> SET PROBLEM: Select each line where the word "example" appears.

> LISTED RECORDS:
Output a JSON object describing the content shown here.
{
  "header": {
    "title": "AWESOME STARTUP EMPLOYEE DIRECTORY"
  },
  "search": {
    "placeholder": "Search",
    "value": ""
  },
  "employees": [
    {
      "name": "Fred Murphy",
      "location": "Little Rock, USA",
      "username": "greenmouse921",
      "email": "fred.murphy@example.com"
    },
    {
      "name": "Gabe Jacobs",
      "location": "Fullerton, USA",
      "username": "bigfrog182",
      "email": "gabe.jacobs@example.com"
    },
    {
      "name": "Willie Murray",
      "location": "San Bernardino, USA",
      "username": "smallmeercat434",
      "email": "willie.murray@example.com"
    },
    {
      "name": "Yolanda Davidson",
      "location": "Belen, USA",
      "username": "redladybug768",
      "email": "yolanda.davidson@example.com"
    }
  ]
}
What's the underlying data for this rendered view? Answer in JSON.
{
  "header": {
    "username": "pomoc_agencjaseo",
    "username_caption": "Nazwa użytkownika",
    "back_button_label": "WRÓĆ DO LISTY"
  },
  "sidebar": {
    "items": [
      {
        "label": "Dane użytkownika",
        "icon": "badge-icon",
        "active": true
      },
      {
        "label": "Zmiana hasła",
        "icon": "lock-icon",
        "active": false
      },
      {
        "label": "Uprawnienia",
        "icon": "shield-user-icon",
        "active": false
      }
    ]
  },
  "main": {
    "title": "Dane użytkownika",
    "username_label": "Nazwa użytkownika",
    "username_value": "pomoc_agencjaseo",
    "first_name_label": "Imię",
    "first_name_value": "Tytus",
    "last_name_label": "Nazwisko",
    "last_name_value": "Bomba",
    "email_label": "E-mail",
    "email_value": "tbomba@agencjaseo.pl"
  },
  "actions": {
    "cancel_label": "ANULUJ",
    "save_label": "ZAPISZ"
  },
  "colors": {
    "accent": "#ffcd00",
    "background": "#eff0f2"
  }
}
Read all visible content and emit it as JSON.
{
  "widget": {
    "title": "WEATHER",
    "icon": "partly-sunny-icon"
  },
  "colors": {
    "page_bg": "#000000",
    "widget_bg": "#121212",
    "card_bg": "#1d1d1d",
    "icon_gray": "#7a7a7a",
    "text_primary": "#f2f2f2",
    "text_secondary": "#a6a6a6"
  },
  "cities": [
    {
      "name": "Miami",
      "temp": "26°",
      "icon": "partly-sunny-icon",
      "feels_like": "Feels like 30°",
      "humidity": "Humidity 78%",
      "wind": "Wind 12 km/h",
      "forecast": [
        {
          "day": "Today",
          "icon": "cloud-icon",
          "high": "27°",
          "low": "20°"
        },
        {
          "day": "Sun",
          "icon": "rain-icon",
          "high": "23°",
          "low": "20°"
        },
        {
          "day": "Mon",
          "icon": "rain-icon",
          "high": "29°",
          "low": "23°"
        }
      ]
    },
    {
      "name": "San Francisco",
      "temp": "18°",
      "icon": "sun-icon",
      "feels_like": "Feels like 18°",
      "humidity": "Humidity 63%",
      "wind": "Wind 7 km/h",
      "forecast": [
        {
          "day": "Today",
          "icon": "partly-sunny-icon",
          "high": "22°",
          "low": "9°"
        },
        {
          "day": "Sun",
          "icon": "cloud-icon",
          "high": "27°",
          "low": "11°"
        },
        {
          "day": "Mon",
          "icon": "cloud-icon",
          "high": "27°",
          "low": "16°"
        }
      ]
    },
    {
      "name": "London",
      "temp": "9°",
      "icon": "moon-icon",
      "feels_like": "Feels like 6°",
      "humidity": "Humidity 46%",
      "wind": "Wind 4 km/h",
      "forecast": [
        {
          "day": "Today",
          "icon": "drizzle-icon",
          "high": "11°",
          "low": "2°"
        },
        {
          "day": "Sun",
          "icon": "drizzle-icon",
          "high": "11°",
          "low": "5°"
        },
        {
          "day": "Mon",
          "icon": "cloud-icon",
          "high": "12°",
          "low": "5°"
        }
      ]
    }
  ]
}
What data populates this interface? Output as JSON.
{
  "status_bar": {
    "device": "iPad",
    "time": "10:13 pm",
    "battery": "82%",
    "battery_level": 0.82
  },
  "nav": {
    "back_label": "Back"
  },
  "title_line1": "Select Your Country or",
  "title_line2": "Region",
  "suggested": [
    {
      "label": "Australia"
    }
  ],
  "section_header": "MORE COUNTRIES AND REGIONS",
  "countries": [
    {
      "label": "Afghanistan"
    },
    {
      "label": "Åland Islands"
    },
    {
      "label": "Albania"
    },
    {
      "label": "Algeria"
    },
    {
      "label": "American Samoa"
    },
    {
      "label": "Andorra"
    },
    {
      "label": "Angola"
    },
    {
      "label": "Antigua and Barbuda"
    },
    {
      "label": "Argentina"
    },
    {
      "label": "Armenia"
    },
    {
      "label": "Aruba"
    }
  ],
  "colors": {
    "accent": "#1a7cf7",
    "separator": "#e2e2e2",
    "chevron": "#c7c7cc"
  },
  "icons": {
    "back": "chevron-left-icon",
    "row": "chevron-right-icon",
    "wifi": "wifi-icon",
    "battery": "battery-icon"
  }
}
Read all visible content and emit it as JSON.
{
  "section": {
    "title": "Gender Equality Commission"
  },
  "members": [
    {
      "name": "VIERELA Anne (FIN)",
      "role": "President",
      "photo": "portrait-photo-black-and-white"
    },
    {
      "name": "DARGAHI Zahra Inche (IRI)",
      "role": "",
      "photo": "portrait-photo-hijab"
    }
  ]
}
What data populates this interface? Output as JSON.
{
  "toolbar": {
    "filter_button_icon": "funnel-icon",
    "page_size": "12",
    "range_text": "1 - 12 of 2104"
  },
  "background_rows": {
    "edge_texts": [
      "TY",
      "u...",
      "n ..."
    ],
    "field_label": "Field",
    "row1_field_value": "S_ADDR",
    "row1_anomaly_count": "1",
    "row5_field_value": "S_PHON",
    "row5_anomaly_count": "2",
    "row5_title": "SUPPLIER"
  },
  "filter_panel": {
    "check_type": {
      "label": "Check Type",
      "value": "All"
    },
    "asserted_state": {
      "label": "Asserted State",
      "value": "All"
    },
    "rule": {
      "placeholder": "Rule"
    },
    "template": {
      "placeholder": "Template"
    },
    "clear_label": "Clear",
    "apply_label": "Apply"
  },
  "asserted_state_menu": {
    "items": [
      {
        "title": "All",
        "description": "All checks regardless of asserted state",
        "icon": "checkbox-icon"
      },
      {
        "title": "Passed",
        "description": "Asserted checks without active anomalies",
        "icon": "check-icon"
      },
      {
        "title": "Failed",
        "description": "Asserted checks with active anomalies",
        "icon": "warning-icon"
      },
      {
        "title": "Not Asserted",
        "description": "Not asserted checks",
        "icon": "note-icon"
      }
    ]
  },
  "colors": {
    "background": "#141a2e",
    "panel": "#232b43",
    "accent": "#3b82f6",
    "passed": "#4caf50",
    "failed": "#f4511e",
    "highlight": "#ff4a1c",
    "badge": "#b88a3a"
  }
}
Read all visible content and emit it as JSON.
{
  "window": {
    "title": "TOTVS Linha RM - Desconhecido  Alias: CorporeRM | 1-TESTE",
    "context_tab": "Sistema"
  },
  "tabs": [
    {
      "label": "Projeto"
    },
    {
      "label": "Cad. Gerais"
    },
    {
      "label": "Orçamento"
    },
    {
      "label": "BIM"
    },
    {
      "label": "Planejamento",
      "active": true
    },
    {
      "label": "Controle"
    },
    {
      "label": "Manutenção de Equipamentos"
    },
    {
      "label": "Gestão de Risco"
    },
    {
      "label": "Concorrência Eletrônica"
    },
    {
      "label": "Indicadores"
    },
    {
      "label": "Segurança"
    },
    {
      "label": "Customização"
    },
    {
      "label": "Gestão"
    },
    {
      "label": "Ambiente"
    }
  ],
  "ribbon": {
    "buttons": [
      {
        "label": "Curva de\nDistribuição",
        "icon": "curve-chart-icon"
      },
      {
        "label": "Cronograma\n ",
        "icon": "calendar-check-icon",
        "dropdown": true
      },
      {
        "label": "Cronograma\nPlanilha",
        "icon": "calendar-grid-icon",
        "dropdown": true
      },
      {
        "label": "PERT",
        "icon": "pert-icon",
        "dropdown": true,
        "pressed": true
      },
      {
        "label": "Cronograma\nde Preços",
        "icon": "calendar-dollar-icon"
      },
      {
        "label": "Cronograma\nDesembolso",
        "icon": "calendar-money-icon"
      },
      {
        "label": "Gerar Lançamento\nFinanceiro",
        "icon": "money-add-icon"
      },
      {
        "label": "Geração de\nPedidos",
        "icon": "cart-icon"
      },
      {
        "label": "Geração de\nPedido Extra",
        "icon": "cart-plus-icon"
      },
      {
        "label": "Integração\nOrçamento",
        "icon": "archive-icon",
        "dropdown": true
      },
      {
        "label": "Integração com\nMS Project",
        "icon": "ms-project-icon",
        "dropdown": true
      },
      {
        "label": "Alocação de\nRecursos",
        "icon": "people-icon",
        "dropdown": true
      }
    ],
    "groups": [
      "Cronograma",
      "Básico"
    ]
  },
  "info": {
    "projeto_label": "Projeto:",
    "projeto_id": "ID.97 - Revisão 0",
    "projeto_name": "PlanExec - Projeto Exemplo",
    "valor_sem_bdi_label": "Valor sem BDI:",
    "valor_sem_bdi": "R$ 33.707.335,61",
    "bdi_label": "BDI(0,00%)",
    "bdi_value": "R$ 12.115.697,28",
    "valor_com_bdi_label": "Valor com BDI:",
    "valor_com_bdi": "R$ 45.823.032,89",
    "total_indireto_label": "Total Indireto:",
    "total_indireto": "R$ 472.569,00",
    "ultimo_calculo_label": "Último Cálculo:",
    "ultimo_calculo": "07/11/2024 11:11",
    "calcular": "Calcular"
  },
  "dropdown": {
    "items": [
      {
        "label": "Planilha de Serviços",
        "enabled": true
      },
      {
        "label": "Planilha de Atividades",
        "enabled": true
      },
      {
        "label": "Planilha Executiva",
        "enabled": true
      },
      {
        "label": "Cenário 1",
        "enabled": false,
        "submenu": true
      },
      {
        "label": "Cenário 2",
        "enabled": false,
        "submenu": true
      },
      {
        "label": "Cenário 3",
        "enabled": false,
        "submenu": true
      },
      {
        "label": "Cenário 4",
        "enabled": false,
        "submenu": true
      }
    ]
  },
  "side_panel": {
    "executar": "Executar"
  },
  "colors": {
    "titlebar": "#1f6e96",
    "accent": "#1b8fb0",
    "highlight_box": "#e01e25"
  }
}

> RESULT:
      "email": "fred.murphy@example.com"
      "email": "gabe.jacobs@example.com"
      "email": "willie.murray@example.com"
      "email": "yolanda.davidson@example.com"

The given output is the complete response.